## Your task:
Show every line that has the string "家族宛てにそれぞれ発行されています" in it.

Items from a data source
○ ○ ○ ○ ○

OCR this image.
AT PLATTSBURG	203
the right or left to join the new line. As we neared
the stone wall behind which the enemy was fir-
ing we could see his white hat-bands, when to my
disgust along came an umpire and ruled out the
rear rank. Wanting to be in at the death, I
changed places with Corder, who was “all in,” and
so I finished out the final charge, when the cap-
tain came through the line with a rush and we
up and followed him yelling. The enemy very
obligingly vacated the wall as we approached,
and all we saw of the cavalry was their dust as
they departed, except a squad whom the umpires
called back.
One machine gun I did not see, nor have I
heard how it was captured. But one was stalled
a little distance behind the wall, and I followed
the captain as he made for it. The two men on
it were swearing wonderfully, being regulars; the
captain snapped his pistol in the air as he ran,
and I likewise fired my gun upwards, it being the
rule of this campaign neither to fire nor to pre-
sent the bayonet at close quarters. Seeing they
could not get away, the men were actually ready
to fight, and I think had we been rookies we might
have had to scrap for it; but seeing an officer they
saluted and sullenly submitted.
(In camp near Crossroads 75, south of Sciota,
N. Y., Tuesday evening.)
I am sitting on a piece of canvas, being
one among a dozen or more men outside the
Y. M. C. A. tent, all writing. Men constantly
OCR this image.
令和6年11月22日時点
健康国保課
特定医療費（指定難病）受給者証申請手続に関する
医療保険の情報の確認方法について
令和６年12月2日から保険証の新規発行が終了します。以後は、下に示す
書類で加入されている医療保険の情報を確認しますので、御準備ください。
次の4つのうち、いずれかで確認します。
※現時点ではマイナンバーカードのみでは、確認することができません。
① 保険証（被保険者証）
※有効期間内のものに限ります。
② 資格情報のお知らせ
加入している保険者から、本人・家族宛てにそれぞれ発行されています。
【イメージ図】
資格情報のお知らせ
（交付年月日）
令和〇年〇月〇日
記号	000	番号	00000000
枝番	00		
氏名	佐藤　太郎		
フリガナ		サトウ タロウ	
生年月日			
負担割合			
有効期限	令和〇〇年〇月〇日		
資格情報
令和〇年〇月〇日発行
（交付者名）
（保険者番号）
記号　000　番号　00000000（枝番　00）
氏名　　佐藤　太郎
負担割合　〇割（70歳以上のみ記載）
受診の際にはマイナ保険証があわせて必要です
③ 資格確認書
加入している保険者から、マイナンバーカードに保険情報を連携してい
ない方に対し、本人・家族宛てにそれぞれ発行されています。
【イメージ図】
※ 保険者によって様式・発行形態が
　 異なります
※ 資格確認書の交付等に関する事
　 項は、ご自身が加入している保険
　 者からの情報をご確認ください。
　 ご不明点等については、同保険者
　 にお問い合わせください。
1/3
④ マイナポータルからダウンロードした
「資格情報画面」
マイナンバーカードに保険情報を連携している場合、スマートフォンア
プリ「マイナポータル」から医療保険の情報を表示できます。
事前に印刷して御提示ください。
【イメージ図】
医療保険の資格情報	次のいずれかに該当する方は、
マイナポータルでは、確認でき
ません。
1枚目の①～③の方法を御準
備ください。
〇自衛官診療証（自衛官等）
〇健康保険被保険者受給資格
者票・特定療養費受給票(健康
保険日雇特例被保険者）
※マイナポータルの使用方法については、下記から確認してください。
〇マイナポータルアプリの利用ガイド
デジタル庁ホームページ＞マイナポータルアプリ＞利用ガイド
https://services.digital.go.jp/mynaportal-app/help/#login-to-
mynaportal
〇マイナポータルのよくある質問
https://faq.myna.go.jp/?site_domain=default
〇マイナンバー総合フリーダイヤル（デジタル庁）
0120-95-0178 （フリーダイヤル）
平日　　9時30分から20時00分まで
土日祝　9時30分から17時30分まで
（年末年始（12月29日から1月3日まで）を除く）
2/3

○ ○ ○ ○ ○

## Finished answer:
加入している保険者から、本人・家族宛てにそれぞれ発行されています。
ない方に対し、本人・家族宛てにそれぞれ発行されています。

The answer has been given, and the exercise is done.